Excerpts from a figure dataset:

---*---

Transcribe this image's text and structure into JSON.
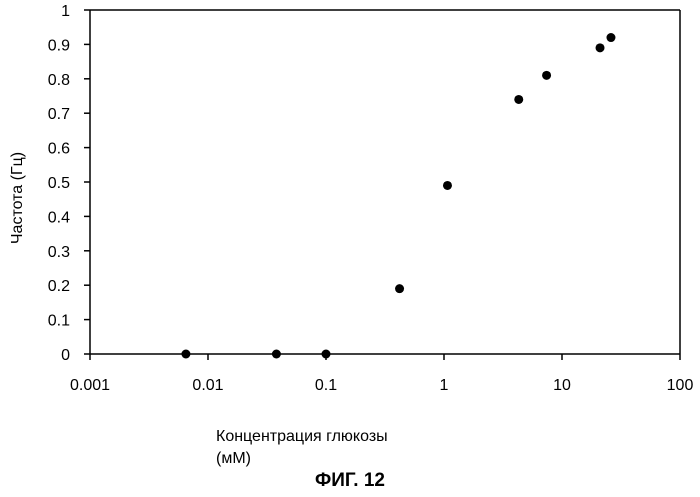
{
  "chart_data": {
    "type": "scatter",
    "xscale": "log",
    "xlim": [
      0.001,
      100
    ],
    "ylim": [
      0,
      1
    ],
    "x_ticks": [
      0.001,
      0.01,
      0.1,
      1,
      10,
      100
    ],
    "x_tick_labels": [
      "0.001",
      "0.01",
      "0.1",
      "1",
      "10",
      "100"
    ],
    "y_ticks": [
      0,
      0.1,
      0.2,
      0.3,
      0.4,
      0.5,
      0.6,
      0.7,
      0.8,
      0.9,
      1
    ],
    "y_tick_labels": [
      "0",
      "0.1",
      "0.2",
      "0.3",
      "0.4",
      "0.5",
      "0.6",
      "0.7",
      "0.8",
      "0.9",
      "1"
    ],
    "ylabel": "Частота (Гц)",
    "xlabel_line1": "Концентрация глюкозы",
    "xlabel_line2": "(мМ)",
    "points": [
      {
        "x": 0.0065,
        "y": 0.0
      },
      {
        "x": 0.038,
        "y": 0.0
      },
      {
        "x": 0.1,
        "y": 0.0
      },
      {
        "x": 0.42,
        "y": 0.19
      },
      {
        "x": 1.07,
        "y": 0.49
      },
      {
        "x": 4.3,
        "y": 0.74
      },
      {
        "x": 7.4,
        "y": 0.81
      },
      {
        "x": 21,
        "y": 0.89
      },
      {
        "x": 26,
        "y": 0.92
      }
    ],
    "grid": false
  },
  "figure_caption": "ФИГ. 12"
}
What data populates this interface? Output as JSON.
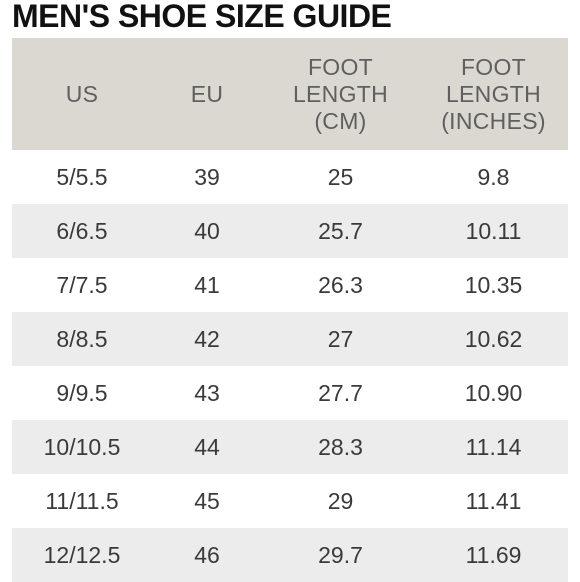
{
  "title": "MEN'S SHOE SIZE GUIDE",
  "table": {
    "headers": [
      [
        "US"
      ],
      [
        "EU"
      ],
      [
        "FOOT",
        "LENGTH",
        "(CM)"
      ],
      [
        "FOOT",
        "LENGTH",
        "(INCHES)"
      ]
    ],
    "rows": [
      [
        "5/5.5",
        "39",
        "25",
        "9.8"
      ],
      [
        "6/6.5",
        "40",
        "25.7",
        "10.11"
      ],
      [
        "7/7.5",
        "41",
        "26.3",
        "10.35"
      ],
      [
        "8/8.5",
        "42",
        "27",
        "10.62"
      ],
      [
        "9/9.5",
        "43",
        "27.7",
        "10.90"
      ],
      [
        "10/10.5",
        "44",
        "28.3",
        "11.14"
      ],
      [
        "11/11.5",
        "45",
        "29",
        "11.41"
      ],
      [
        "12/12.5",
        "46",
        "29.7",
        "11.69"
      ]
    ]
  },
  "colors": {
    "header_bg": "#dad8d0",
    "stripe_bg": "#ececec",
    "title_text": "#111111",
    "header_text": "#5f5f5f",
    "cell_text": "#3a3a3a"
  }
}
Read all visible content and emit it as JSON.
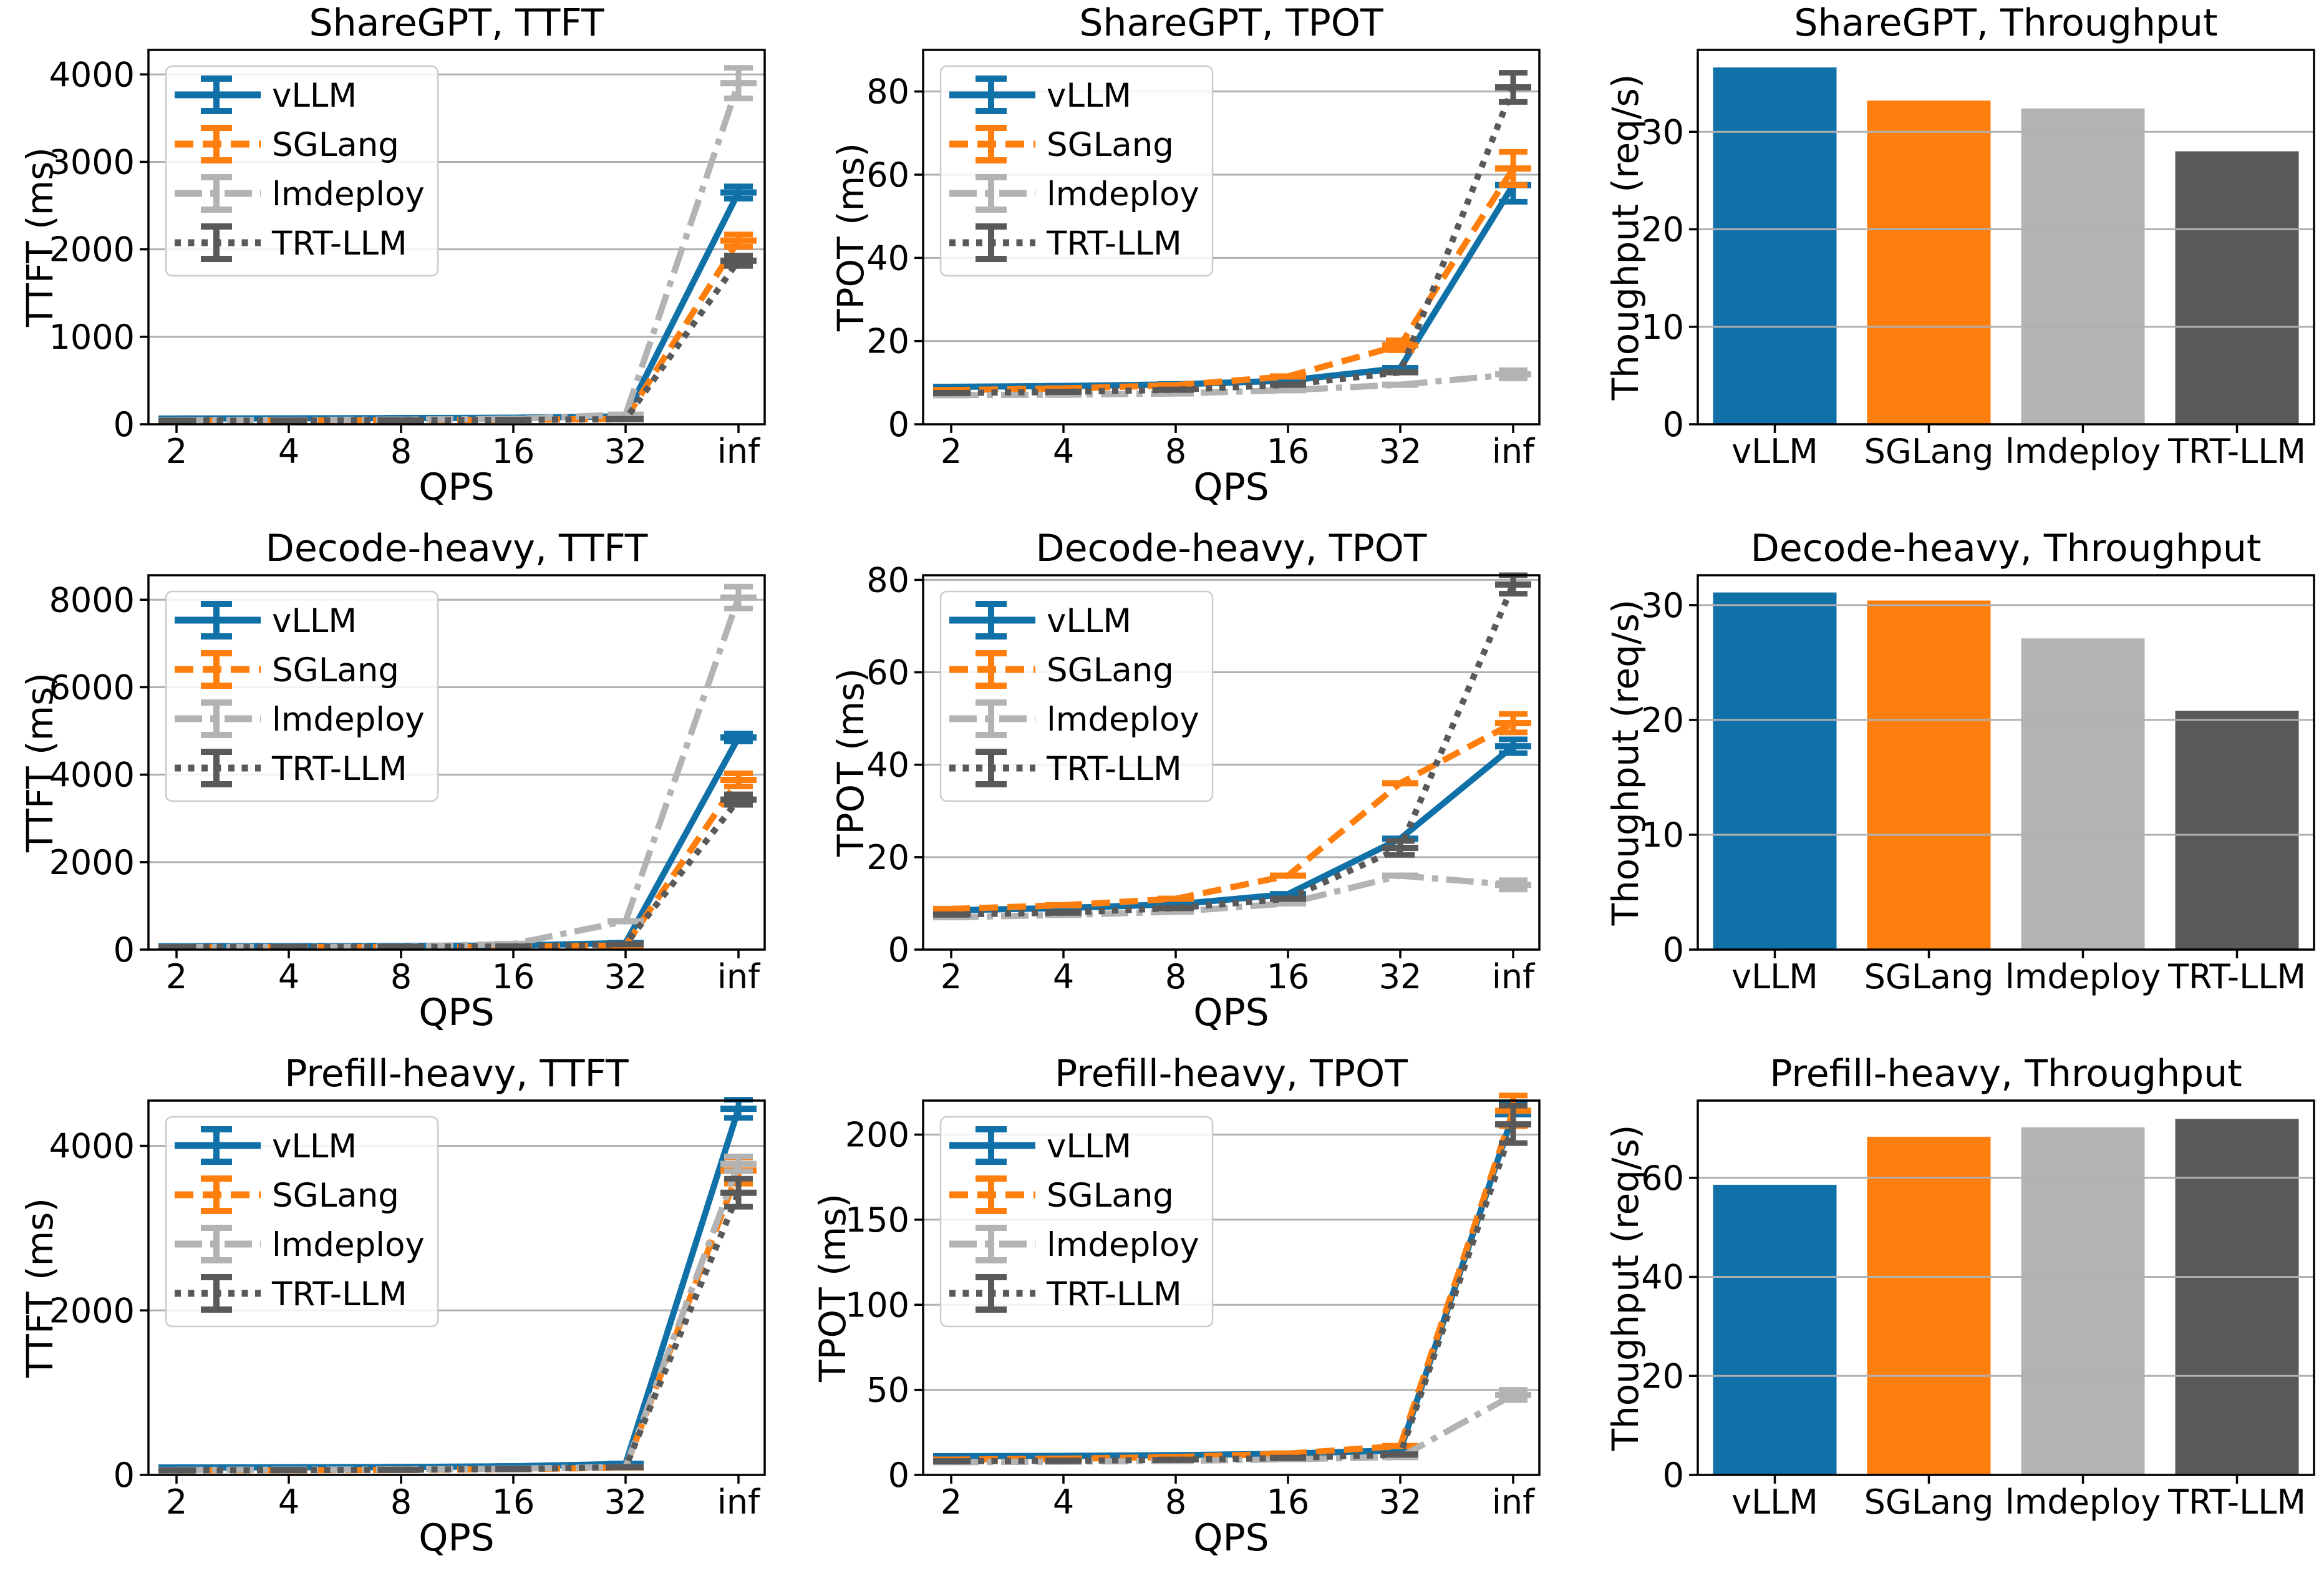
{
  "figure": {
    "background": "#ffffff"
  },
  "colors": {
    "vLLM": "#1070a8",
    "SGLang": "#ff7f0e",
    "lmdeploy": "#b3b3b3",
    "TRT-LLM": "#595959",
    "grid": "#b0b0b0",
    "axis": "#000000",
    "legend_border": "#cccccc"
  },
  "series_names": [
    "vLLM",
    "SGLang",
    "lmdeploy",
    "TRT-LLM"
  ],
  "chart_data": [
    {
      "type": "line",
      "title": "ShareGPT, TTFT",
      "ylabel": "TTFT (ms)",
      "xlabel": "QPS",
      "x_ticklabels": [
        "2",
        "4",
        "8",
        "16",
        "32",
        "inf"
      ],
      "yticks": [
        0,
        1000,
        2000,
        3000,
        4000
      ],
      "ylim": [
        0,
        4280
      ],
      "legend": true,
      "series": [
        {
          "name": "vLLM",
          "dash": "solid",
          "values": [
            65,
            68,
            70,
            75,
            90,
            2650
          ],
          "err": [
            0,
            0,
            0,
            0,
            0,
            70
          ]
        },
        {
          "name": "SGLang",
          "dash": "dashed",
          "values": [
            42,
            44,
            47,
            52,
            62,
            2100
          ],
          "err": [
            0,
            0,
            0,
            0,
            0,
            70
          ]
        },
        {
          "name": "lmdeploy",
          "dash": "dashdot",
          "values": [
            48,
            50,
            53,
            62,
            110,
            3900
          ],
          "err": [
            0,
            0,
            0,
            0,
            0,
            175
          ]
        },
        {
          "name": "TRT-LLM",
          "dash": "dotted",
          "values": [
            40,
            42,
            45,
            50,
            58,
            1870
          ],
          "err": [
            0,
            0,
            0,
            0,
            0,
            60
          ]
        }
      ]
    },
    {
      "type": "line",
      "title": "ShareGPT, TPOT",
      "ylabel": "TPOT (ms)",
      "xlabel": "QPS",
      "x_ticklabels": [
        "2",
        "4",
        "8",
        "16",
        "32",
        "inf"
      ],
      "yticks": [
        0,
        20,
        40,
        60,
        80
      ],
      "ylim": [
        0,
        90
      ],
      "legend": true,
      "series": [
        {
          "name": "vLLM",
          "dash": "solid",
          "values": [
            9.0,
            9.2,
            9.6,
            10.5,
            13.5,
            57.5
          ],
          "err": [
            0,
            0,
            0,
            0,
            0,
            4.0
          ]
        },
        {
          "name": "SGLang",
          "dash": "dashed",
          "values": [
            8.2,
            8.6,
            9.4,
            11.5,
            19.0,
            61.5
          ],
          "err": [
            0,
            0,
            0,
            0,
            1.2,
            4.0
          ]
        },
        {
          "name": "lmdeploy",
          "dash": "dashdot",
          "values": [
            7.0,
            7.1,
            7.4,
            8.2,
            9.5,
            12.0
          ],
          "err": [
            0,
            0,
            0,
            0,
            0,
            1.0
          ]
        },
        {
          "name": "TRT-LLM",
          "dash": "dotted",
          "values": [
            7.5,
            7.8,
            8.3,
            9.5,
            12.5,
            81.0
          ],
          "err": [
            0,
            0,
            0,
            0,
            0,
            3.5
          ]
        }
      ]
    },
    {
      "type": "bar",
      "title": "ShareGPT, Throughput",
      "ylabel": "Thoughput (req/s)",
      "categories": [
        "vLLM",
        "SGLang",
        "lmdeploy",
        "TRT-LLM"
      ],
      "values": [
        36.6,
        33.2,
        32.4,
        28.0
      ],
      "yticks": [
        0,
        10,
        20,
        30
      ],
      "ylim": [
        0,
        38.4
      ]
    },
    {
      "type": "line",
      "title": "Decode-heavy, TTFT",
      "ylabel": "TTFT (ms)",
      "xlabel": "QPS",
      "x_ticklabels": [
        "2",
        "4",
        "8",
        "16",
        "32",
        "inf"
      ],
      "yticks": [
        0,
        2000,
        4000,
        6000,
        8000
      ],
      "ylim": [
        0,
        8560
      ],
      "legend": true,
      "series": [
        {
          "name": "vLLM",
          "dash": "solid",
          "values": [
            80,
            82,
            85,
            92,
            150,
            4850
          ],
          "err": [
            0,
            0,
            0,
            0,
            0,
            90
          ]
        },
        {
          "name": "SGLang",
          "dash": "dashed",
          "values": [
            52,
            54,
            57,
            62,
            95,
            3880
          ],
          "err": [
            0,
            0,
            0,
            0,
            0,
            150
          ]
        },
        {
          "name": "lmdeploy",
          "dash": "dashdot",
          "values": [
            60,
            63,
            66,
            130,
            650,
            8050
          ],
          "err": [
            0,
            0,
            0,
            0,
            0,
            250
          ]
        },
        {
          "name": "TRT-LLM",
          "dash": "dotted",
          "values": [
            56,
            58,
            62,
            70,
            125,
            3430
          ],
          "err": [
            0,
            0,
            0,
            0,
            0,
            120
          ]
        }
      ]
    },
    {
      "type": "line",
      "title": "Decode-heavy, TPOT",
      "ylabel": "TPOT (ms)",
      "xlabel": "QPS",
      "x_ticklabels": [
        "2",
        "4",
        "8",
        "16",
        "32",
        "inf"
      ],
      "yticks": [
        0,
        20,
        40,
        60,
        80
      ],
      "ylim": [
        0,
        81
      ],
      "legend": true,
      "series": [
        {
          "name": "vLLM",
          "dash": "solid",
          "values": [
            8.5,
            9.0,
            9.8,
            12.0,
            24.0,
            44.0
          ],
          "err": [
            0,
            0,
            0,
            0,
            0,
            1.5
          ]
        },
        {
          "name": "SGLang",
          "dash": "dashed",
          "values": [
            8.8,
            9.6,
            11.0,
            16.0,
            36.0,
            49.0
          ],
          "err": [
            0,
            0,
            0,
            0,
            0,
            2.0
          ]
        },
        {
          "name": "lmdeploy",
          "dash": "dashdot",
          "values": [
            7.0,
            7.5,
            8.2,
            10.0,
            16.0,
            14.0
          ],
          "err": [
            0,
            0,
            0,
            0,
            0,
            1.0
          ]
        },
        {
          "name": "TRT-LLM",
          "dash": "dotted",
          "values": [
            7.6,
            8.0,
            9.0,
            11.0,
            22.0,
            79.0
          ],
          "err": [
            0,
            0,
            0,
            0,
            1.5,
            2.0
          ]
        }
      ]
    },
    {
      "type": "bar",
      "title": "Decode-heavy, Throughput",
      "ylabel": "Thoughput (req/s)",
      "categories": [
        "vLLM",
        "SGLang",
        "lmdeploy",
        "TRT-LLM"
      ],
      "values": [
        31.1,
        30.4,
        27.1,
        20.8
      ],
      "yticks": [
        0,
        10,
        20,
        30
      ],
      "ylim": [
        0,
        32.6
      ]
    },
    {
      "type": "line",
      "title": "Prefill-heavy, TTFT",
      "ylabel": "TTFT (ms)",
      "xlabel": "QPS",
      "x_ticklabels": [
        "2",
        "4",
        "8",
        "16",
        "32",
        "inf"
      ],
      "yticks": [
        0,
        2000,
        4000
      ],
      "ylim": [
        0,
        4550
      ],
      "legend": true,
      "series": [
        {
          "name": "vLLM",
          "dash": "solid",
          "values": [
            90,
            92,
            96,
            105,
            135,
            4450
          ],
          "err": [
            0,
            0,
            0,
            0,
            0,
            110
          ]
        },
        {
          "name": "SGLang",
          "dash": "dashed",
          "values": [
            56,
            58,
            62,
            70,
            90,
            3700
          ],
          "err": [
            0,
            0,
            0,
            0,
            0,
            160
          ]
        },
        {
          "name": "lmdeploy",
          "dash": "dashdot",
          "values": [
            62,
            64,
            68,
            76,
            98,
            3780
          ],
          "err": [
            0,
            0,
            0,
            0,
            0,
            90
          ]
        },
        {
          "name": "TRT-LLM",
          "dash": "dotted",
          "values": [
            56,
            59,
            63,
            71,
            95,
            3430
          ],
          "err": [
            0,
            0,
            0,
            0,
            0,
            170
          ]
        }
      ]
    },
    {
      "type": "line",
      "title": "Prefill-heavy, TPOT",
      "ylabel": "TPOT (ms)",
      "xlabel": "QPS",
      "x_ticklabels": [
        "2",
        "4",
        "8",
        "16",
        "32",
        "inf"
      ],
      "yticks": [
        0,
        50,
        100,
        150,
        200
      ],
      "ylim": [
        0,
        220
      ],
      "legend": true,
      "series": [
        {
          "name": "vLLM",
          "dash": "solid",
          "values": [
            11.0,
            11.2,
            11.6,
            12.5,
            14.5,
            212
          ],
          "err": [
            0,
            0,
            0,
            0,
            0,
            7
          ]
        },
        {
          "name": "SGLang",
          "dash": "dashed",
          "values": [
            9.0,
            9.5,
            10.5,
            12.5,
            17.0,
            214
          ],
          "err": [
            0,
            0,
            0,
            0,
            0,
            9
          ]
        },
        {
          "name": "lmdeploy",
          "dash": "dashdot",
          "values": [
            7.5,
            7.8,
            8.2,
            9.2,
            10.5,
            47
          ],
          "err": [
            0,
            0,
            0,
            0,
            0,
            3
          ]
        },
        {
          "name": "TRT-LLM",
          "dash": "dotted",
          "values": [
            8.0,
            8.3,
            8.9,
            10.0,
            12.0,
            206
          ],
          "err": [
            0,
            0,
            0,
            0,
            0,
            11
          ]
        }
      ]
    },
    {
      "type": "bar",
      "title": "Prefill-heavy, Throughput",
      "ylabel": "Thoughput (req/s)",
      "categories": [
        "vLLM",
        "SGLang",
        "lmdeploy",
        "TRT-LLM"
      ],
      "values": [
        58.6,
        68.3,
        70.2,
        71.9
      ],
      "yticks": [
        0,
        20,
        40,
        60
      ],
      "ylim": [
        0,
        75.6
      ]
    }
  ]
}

---*---

Required work:
Locate the lines above that hold the word "JSON". Show every one of them.

Solution below:
Transcribe this image's text and structure into JSON.
What data populates this interface? Output as JSON.
Read all visible content and emit it as JSON.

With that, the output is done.